GIVEN EXERCISE
Put every line of the items into a JSON list of strings, one string per line and no blank lines, starting with the first line and going on through the line containing "annotation-bg (268, 42, 314, 62)".

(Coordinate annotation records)
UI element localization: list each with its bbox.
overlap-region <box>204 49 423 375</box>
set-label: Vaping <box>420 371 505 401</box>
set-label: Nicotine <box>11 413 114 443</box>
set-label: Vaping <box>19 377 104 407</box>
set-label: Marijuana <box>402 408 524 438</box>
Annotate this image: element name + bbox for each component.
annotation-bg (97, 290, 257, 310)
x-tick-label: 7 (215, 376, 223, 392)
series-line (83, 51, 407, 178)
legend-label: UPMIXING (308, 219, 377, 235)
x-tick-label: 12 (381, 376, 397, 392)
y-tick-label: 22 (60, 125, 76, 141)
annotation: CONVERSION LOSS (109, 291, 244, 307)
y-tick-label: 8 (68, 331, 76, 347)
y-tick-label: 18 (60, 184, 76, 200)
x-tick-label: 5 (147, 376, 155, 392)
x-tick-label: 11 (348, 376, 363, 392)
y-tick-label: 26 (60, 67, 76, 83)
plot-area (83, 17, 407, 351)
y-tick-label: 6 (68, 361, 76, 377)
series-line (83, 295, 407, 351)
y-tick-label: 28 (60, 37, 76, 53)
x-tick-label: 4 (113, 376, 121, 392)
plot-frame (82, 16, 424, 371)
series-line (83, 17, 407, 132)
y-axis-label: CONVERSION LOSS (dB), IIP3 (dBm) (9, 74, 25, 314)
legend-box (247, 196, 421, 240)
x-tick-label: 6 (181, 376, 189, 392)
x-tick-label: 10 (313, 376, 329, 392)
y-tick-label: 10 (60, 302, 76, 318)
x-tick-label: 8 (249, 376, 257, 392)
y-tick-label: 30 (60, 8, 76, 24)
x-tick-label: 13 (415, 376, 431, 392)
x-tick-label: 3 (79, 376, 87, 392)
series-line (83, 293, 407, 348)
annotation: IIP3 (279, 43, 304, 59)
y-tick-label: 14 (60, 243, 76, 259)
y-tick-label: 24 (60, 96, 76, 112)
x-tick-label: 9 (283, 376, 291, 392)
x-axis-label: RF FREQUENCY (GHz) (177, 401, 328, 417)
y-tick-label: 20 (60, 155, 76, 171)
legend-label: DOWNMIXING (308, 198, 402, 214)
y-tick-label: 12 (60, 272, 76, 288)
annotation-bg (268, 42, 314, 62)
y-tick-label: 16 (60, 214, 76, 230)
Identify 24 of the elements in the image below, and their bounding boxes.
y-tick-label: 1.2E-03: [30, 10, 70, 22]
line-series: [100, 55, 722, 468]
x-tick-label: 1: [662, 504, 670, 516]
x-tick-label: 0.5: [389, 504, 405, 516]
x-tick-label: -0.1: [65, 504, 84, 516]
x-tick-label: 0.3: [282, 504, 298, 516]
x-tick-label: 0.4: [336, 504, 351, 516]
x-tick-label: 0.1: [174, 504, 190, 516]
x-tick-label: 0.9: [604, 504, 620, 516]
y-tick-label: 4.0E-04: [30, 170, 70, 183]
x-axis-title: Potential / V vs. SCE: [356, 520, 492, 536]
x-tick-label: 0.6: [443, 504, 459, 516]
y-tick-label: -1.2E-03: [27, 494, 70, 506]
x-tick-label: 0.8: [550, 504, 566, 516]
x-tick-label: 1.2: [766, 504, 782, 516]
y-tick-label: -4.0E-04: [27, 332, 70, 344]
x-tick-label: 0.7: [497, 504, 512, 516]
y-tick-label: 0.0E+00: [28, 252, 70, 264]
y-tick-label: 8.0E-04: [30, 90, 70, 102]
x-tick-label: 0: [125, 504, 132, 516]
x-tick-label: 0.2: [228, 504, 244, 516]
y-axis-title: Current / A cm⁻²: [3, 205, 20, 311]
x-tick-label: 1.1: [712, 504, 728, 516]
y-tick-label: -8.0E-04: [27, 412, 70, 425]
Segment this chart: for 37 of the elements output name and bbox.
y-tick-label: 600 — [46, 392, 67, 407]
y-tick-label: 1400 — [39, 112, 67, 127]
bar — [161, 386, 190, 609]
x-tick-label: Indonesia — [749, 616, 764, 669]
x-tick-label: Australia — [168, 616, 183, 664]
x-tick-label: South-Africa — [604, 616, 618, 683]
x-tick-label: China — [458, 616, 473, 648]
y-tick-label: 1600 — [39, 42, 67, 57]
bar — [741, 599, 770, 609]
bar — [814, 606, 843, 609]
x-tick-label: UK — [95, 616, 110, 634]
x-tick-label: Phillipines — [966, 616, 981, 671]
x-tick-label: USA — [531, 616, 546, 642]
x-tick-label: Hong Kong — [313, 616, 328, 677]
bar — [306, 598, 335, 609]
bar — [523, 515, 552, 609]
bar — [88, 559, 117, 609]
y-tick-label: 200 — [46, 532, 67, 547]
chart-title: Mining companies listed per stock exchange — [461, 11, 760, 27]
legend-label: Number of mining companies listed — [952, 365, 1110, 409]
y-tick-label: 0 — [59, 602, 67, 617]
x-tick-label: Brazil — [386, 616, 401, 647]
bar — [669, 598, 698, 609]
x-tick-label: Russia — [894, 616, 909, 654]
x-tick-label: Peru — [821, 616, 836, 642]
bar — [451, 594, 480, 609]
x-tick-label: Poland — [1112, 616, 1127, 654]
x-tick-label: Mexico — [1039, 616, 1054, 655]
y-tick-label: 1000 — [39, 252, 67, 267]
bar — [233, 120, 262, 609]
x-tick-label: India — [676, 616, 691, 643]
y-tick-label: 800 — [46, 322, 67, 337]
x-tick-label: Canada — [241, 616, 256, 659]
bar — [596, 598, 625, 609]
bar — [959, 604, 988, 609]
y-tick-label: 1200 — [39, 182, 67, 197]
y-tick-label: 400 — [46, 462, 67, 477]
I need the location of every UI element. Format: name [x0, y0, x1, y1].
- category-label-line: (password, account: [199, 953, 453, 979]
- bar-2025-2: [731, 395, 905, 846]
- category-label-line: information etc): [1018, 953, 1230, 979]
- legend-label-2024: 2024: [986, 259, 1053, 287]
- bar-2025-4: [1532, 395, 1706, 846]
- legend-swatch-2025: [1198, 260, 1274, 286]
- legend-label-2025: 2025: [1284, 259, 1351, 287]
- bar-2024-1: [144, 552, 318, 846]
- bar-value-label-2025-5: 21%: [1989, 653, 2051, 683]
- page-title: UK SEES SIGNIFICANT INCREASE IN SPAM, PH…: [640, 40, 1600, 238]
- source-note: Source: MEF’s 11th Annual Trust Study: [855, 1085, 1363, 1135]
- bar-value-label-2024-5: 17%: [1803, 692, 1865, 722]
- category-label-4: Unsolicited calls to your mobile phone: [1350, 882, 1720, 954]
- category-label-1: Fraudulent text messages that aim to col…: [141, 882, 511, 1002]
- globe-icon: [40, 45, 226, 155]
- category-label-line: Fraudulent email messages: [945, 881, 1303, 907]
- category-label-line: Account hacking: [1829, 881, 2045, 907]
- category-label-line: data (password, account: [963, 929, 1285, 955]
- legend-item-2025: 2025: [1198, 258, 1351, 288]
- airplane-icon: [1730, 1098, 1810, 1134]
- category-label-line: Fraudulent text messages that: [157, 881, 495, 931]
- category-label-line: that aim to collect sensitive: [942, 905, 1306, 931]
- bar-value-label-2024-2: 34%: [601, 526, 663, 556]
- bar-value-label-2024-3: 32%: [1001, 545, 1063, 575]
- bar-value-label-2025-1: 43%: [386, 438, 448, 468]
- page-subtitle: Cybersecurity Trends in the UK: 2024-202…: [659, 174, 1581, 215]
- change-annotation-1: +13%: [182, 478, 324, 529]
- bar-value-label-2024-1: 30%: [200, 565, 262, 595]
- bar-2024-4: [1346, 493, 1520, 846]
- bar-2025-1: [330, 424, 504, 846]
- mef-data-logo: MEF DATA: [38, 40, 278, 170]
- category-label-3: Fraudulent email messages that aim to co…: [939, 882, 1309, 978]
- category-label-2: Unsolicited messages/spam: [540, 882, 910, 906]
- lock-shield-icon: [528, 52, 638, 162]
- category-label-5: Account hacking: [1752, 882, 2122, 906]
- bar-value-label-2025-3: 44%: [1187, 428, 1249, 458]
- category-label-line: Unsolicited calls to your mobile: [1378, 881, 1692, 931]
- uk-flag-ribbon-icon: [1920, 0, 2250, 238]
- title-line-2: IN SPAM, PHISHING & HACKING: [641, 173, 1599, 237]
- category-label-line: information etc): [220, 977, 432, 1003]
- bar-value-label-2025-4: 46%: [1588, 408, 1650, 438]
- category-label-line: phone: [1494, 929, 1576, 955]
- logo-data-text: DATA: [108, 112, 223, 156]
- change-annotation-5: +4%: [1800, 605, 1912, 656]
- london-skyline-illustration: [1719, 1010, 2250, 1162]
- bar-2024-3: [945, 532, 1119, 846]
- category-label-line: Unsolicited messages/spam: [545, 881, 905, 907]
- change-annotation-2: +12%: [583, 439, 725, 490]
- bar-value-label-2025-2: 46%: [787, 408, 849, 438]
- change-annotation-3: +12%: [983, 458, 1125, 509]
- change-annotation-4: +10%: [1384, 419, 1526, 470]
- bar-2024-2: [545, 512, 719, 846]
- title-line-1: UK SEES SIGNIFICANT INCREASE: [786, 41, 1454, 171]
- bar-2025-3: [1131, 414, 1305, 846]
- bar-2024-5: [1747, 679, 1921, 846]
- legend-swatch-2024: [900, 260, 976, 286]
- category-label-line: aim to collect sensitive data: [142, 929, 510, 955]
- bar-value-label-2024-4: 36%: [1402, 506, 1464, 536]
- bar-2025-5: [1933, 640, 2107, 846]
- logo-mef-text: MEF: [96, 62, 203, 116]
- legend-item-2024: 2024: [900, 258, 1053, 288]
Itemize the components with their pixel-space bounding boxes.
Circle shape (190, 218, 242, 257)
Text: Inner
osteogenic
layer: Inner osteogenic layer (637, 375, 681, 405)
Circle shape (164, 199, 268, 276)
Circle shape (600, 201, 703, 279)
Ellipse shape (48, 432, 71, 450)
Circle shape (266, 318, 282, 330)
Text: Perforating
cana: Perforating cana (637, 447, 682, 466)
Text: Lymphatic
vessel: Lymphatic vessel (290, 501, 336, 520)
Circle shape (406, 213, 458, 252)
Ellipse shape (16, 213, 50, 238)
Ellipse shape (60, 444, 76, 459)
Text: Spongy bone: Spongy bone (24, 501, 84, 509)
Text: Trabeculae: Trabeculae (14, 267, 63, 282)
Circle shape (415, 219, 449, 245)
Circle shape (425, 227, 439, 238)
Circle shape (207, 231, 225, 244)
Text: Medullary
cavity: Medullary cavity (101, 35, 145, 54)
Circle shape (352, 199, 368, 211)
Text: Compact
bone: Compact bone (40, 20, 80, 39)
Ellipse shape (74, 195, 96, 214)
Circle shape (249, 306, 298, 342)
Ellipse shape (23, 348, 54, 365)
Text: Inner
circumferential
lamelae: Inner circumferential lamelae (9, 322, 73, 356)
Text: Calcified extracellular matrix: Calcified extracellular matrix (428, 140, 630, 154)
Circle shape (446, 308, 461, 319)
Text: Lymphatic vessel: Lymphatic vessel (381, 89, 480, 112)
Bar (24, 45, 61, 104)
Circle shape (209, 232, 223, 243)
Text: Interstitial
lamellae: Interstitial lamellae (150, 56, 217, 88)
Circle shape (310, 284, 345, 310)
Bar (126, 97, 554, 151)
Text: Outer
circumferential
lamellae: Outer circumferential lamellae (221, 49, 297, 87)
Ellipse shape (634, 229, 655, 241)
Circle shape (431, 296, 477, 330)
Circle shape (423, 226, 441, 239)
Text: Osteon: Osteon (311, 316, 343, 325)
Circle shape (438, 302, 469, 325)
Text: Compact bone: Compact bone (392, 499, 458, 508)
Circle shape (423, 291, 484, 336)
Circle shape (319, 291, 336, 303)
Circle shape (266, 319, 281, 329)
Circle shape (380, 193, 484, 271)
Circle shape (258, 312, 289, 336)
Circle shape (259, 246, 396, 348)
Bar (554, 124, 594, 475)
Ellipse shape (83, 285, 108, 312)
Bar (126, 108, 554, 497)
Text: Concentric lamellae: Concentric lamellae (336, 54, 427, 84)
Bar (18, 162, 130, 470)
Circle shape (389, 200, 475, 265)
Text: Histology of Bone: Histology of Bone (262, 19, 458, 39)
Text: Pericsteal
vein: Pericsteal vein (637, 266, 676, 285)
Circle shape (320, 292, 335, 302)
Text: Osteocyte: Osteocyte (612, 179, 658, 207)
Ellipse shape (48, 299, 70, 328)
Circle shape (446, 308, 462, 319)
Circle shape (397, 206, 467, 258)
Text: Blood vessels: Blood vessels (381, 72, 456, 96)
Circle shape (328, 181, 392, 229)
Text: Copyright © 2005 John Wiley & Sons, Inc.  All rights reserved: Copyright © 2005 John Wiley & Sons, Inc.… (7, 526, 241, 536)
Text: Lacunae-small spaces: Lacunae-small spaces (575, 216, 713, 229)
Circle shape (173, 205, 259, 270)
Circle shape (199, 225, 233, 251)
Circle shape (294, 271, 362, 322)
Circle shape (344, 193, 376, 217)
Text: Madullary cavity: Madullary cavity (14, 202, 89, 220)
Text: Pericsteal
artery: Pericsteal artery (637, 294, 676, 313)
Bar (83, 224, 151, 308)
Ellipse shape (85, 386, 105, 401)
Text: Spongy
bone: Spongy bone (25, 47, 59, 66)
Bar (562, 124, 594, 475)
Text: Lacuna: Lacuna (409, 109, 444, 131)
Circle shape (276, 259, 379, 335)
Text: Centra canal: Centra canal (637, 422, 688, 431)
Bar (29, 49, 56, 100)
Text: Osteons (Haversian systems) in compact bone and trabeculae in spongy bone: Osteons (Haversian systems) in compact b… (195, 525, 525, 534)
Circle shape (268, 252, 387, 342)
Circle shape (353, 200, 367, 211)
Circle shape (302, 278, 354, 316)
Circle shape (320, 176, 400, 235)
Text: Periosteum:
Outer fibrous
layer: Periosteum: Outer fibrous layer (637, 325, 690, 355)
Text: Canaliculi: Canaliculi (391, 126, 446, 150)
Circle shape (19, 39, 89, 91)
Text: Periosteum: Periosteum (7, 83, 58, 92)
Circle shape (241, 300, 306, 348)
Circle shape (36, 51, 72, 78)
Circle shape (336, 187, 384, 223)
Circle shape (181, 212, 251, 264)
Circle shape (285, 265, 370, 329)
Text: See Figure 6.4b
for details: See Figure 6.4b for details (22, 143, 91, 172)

RESPONSE
[
  "UI element localization: list each with its bbox.",
  "overlap-region <box>204 49 423 375</box>",
  "set-label: Vaping <box>420 371 505 401</box>",
  "set-label: Nicotine <box>11 413 114 443</box>",
  "set-label: Vaping <box>19 377 104 407</box>",
  "set-label: Marijuana <box>402 408 524 438</box>",
  "Annotate this image: element name + bbox for each component.",
  "annotation-bg (97, 290, 257, 310)",
  "x-tick-label: 7 (215, 376, 223, 392)",
  "series-line (83, 51, 407, 178)",
  "legend-label: UPMIXING (308, 219, 377, 235)",
  "x-tick-label: 12 (381, 376, 397, 392)",
  "y-tick-label: 22 (60, 125, 76, 141)",
  "annotation: CONVERSION LOSS (109, 291, 244, 307)",
  "y-tick-label: 8 (68, 331, 76, 347)",
  "y-tick-label: 18 (60, 184, 76, 200)",
  "x-tick-label: 5 (147, 376, 155, 392)",
  "x-tick-label: 11 (348, 376, 363, 392)",
  "y-tick-label: 26 (60, 67, 76, 83)",
  "plot-area (83, 17, 407, 351)",
  "y-tick-label: 6 (68, 361, 76, 377)",
  "series-line (83, 295, 407, 351)",
  "y-tick-label: 28 (60, 37, 76, 53)",
  "x-tick-label: 4 (113, 376, 121, 392)",
  "plot-frame (82, 16, 424, 371)",
  "series-line (83, 17, 407, 132)",
  "y-axis-label: CONVERSION LOSS (dB), IIP3 (dBm) (9, 74, 25, 314)",
  "legend-box (247, 196, 421, 240)",
  "x-tick-label: 6 (181, 376, 189, 392)",
  "x-tick-label: 10 (313, 376, 329, 392)",
  "y-tick-label: 10 (60, 302, 76, 318)",
  "x-tick-label: 8 (249, 376, 257, 392)",
  "y-tick-label: 30 (60, 8, 76, 24)",
  "x-tick-label: 13 (415, 376, 431, 392)",
  "x-tick-label: 3 (79, 376, 87, 392)",
  "series-line (83, 293, 407, 348)",
  "annotation: IIP3 (279, 43, 304, 59)",
  "y-tick-label: 14 (60, 243, 76, 259)",
  "y-tick-label: 24 (60, 96, 76, 112)",
  "x-tick-label: 9 (283, 376, 291, 392)",
  "x-axis-label: RF FREQUENCY (GHz) (177, 401, 328, 417)",
  "y-tick-label: 20 (60, 155, 76, 171)",
  "legend-label: DOWNMIXING (308, 198, 402, 214)",
  "y-tick-label: 12 (60, 272, 76, 288)",
  "annotation-bg (268, 42, 314, 62)"
]